[Collected data entries]
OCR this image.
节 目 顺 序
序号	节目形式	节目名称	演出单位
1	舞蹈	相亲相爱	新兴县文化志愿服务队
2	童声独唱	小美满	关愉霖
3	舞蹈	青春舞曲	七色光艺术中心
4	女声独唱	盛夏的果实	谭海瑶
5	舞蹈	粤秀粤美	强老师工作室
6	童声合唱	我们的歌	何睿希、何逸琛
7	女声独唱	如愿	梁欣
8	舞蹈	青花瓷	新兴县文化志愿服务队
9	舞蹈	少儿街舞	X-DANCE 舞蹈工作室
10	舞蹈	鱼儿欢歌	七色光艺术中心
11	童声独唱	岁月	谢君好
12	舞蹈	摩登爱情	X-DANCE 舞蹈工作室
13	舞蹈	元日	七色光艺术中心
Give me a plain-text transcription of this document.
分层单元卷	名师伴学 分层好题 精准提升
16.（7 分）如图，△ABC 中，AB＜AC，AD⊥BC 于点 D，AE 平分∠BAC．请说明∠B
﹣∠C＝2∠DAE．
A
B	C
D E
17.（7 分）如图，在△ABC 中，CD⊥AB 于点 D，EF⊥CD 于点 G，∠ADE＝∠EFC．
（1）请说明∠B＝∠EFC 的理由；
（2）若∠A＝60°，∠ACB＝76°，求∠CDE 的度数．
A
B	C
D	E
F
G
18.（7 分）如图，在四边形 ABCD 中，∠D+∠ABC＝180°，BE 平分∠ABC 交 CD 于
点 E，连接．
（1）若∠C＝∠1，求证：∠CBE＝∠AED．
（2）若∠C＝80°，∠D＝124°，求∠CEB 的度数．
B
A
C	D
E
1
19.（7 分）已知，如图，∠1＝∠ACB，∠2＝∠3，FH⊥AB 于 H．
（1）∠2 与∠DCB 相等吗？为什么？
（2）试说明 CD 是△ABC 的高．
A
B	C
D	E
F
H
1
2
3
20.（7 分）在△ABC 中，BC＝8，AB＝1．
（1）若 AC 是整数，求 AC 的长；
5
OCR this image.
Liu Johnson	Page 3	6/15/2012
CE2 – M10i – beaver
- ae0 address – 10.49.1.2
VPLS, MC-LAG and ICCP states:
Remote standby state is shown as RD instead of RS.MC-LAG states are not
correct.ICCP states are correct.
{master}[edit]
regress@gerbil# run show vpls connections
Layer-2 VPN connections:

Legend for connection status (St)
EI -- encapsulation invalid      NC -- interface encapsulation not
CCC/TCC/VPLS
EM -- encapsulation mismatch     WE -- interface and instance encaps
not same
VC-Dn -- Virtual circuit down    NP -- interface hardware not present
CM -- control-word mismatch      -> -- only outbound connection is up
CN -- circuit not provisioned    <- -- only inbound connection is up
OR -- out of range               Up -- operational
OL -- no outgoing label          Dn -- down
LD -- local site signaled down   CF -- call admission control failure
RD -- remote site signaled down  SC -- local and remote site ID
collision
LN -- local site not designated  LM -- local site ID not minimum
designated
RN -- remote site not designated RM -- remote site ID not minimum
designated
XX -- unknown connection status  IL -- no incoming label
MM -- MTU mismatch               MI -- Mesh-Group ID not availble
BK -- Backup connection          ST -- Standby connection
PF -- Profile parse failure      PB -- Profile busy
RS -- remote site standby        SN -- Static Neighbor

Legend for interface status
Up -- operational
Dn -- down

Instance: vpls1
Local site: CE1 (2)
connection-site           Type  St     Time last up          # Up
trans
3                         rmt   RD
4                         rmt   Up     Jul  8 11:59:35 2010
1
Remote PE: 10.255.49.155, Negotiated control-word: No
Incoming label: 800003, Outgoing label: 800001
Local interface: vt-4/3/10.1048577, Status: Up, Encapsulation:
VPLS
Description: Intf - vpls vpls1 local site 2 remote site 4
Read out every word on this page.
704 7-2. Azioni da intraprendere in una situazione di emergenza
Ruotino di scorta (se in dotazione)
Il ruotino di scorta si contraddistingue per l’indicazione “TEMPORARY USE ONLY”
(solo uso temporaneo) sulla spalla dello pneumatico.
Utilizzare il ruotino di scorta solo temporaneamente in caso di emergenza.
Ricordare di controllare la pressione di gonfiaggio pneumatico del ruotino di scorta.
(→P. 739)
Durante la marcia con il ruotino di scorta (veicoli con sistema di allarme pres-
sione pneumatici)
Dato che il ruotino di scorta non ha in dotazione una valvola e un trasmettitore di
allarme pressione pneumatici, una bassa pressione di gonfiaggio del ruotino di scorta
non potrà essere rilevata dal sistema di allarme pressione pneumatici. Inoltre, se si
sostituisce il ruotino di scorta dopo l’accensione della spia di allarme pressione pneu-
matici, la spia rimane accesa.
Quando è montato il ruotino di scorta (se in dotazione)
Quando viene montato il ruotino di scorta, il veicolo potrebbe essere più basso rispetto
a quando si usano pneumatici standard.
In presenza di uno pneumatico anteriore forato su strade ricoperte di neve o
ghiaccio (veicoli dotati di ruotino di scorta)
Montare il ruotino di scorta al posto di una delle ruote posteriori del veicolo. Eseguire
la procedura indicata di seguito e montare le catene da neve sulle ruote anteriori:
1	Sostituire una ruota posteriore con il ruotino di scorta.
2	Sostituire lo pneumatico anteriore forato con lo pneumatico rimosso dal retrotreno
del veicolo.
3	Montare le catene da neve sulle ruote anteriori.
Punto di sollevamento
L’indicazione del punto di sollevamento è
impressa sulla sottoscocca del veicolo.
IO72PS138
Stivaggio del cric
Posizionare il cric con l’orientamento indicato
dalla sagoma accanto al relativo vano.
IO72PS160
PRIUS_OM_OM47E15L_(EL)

WRITTEN INSTRUCTION – Search the lines for "Legend". Copy each line that has it.

OUTPUT FOR THIS TASK –
Legend for connection status (St)
Legend for interface status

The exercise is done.